== Aim of the task ==
Copy out the data in full, keeping each line exactly as it reads.

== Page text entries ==
------------------------------

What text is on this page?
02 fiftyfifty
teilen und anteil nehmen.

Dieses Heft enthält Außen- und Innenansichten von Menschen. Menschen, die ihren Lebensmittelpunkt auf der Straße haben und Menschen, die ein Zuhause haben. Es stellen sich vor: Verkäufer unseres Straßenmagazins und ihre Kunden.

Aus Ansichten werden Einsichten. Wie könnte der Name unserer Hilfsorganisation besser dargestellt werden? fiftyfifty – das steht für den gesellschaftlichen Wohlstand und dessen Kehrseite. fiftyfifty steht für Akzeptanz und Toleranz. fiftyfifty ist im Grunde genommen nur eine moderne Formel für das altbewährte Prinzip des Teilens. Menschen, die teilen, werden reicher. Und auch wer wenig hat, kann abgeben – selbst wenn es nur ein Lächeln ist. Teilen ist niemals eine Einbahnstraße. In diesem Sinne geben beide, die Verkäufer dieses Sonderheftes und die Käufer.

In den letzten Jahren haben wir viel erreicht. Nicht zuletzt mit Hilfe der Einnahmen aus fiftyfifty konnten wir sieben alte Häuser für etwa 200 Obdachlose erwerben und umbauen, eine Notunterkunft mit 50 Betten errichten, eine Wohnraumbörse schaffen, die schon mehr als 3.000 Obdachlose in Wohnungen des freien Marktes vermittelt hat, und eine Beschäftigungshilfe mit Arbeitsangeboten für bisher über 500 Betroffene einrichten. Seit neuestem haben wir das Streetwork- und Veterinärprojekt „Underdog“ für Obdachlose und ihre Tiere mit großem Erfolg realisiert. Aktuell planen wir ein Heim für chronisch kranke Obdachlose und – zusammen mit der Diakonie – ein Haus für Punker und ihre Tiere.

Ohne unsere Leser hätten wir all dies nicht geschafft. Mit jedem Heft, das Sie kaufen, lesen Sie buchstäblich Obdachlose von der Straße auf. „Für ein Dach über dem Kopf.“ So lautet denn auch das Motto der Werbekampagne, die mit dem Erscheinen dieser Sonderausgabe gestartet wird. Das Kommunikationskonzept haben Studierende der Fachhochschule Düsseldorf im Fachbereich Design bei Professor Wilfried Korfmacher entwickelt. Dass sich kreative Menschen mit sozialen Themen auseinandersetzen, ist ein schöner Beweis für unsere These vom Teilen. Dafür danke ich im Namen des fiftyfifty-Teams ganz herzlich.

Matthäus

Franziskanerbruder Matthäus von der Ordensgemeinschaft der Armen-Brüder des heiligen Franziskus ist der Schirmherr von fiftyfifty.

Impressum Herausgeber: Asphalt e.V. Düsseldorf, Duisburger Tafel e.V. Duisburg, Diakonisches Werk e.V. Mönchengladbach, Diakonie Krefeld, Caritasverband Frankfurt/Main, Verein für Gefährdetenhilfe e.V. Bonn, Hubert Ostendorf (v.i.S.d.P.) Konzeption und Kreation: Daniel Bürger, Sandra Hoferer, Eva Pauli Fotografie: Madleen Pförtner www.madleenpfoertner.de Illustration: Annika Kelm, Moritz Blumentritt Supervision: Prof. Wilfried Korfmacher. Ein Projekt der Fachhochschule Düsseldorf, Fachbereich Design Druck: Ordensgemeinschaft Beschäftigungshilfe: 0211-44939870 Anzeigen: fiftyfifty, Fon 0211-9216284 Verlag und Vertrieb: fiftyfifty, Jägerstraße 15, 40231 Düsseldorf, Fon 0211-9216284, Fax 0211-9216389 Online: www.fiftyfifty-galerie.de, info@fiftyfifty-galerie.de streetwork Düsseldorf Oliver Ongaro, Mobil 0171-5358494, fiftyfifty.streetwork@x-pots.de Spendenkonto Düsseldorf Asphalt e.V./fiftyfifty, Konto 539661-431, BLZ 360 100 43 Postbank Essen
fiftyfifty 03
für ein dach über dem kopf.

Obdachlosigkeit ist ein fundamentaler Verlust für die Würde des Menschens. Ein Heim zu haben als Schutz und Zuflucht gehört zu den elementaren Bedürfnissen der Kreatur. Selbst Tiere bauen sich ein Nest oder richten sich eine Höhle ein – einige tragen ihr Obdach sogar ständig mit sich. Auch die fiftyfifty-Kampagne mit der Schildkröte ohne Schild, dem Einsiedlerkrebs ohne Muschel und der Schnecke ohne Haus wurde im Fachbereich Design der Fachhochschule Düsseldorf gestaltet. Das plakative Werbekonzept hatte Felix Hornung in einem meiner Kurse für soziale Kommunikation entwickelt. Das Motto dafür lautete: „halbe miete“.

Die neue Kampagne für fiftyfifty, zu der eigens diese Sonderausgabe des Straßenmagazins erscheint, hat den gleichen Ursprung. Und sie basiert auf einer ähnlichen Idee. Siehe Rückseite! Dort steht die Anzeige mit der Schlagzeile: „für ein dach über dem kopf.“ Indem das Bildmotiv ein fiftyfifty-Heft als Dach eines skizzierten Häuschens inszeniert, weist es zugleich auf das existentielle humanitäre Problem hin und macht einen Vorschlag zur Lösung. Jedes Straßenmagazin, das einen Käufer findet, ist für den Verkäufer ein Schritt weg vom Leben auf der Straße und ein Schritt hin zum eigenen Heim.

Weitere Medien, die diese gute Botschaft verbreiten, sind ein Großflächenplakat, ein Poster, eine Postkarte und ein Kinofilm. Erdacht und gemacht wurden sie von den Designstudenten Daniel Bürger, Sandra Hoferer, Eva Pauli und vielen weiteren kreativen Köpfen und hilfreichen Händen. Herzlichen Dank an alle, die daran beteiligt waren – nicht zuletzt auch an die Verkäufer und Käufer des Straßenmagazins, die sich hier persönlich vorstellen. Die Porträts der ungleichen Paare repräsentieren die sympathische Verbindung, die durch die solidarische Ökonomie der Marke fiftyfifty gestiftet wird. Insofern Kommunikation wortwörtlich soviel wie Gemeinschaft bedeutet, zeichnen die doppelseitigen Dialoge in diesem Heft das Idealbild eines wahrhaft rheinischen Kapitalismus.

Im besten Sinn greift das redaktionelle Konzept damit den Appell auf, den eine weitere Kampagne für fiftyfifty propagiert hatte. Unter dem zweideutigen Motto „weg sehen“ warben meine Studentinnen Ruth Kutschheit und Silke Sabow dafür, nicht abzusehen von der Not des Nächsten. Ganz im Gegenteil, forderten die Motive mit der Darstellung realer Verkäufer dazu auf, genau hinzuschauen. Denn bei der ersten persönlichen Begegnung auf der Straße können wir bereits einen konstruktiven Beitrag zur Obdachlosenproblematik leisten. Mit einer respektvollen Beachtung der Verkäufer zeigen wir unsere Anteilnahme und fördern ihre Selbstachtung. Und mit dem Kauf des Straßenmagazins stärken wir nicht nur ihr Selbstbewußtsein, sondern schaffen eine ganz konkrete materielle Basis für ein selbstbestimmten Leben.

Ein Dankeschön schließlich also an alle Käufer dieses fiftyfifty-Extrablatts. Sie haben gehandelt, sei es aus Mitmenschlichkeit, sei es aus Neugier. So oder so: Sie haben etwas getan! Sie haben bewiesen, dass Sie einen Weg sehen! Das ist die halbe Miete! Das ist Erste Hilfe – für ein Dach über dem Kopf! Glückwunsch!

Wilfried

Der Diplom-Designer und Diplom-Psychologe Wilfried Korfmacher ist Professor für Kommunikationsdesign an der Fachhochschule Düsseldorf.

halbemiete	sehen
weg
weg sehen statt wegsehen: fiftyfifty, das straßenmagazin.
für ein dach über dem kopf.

------------------------------

== Response to the task ==
What text is on this page?
02 fiftyfifty
teilen und anteil nehmen.

Dieses Heft enthält Außen- und Innenansichten von Menschen. Menschen, die ihren Lebensmittelpunkt auf der Straße haben und Menschen, die ein Zuhause haben. Es stellen sich vor: Verkäufer unseres Straßenmagazins und ihre Kunden.

Aus Ansichten werden Einsichten. Wie könnte der Name unserer Hilfsorganisation besser dargestellt werden? fiftyfifty – das steht für den gesellschaftlichen Wohlstand und dessen Kehrseite. fiftyfifty steht für Akzeptanz und Toleranz. fiftyfifty ist im Grunde genommen nur eine moderne Formel für das altbewährte Prinzip des Teilens. Menschen, die teilen, werden reicher. Und auch wer wenig hat, kann abgeben – selbst wenn es nur ein Lächeln ist. Teilen ist niemals eine Einbahnstraße. In diesem Sinne geben beide, die Verkäufer dieses Sonderheftes und die Käufer.

In den letzten Jahren haben wir viel erreicht. Nicht zuletzt mit Hilfe der Einnahmen aus fiftyfifty konnten wir sieben alte Häuser für etwa 200 Obdachlose erwerben und umbauen, eine Notunterkunft mit 50 Betten errichten, eine Wohnraumbörse schaffen, die schon mehr als 3.000 Obdachlose in Wohnungen des freien Marktes vermittelt hat, und eine Beschäftigungshilfe mit Arbeitsangeboten für bisher über 500 Betroffene einrichten. Seit neuestem haben wir das Streetwork- und Veterinärprojekt „Underdog“ für Obdachlose und ihre Tiere mit großem Erfolg realisiert. Aktuell planen wir ein Heim für chronisch kranke Obdachlose und – zusammen mit der Diakonie – ein Haus für Punker und ihre Tiere.

Ohne unsere Leser hätten wir all dies nicht geschafft. Mit jedem Heft, das Sie kaufen, lesen Sie buchstäblich Obdachlose von der Straße auf. „Für ein Dach über dem Kopf.“ So lautet denn auch das Motto der Werbekampagne, die mit dem Erscheinen dieser Sonderausgabe gestartet wird. Das Kommunikationskonzept haben Studierende der Fachhochschule Düsseldorf im Fachbereich Design bei Professor Wilfried Korfmacher entwickelt. Dass sich kreative Menschen mit sozialen Themen auseinandersetzen, ist ein schöner Beweis für unsere These vom Teilen. Dafür danke ich im Namen des fiftyfifty-Teams ganz herzlich.

Matthäus

Franziskanerbruder Matthäus von der Ordensgemeinschaft der Armen-Brüder des heiligen Franziskus ist der Schirmherr von fiftyfifty.

Impressum Herausgeber: Asphalt e.V. Düsseldorf, Duisburger Tafel e.V. Duisburg, Diakonisches Werk e.V. Mönchengladbach, Diakonie Krefeld, Caritasverband Frankfurt/Main, Verein für Gefährdetenhilfe e.V. Bonn, Hubert Ostendorf (v.i.S.d.P.) Konzeption und Kreation: Daniel Bürger, Sandra Hoferer, Eva Pauli Fotografie: Madleen Pförtner www.madleenpfoertner.de Illustration: Annika Kelm, Moritz Blumentritt Supervision: Prof. Wilfried Korfmacher. Ein Projekt der Fachhochschule Düsseldorf, Fachbereich Design Druck: Ordensgemeinschaft Beschäftigungshilfe: 0211-44939870 Anzeigen: fiftyfifty, Fon 0211-9216284 Verlag und Vertrieb: fiftyfifty, Jägerstraße 15, 40231 Düsseldorf, Fon 0211-9216284, Fax 0211-9216389 Online: www.fiftyfifty-galerie.de, info@fiftyfifty-galerie.de streetwork Düsseldorf Oliver Ongaro, Mobil 0171-5358494, fiftyfifty.streetwork@x-pots.de Spendenkonto Düsseldorf Asphalt e.V./fiftyfifty, Konto 539661-431, BLZ 360 100 43 Postbank Essen
fiftyfifty 03
für ein dach über dem kopf.

Obdachlosigkeit ist ein fundamentaler Verlust für die Würde des Menschens. Ein Heim zu haben als Schutz und Zuflucht gehört zu den elementaren Bedürfnissen der Kreatur. Selbst Tiere bauen sich ein Nest oder richten sich eine Höhle ein – einige tragen ihr Obdach sogar ständig mit sich. Auch die fiftyfifty-Kampagne mit der Schildkröte ohne Schild, dem Einsiedlerkrebs ohne Muschel und der Schnecke ohne Haus wurde im Fachbereich Design der Fachhochschule Düsseldorf gestaltet. Das plakative Werbekonzept hatte Felix Hornung in einem meiner Kurse für soziale Kommunikation entwickelt. Das Motto dafür lautete: „halbe miete“.

Die neue Kampagne für fiftyfifty, zu der eigens diese Sonderausgabe des Straßenmagazins erscheint, hat den gleichen Ursprung. Und sie basiert auf einer ähnlichen Idee. Siehe Rückseite! Dort steht die Anzeige mit der Schlagzeile: „für ein dach über dem kopf.“ Indem das Bildmotiv ein fiftyfifty-Heft als Dach eines skizzierten Häuschens inszeniert, weist es zugleich auf das existentielle humanitäre Problem hin und macht einen Vorschlag zur Lösung. Jedes Straßenmagazin, das einen Käufer findet, ist für den Verkäufer ein Schritt weg vom Leben auf der Straße und ein Schritt hin zum eigenen Heim.

Weitere Medien, die diese gute Botschaft verbreiten, sind ein Großflächenplakat, ein Poster, eine Postkarte und ein Kinofilm. Erdacht und gemacht wurden sie von den Designstudenten Daniel Bürger, Sandra Hoferer, Eva Pauli und vielen weiteren kreativen Köpfen und hilfreichen Händen. Herzlichen Dank an alle, die daran beteiligt waren – nicht zuletzt auch an die Verkäufer und Käufer des Straßenmagazins, die sich hier persönlich vorstellen. Die Porträts der ungleichen Paare repräsentieren die sympathische Verbindung, die durch die solidarische Ökonomie der Marke fiftyfifty gestiftet wird. Insofern Kommunikation wortwörtlich soviel wie Gemeinschaft bedeutet, zeichnen die doppelseitigen Dialoge in diesem Heft das Idealbild eines wahrhaft rheinischen Kapitalismus.

Im besten Sinn greift das redaktionelle Konzept damit den Appell auf, den eine weitere Kampagne für fiftyfifty propagiert hatte. Unter dem zweideutigen Motto „weg sehen“ warben meine Studentinnen Ruth Kutschheit und Silke Sabow dafür, nicht abzusehen von der Not des Nächsten. Ganz im Gegenteil, forderten die Motive mit der Darstellung realer Verkäufer dazu auf, genau hinzuschauen. Denn bei der ersten persönlichen Begegnung auf der Straße können wir bereits einen konstruktiven Beitrag zur Obdachlosenproblematik leisten. Mit einer respektvollen Beachtung der Verkäufer zeigen wir unsere Anteilnahme und fördern ihre Selbstachtung. Und mit dem Kauf des Straßenmagazins stärken wir nicht nur ihr Selbstbewußtsein, sondern schaffen eine ganz konkrete materielle Basis für ein selbstbestimmten Leben.

Ein Dankeschön schließlich also an alle Käufer dieses fiftyfifty-Extrablatts. Sie haben gehandelt, sei es aus Mitmenschlichkeit, sei es aus Neugier. So oder so: Sie haben etwas getan! Sie haben bewiesen, dass Sie einen Weg sehen! Das ist die halbe Miete! Das ist Erste Hilfe – für ein Dach über dem Kopf! Glückwunsch!

Wilfried

Der Diplom-Designer und Diplom-Psychologe Wilfried Korfmacher ist Professor für Kommunikationsdesign an der Fachhochschule Düsseldorf.

halbemiete	sehen
weg
weg sehen statt wegsehen: fiftyfifty, das straßenmagazin.
für ein dach über dem kopf.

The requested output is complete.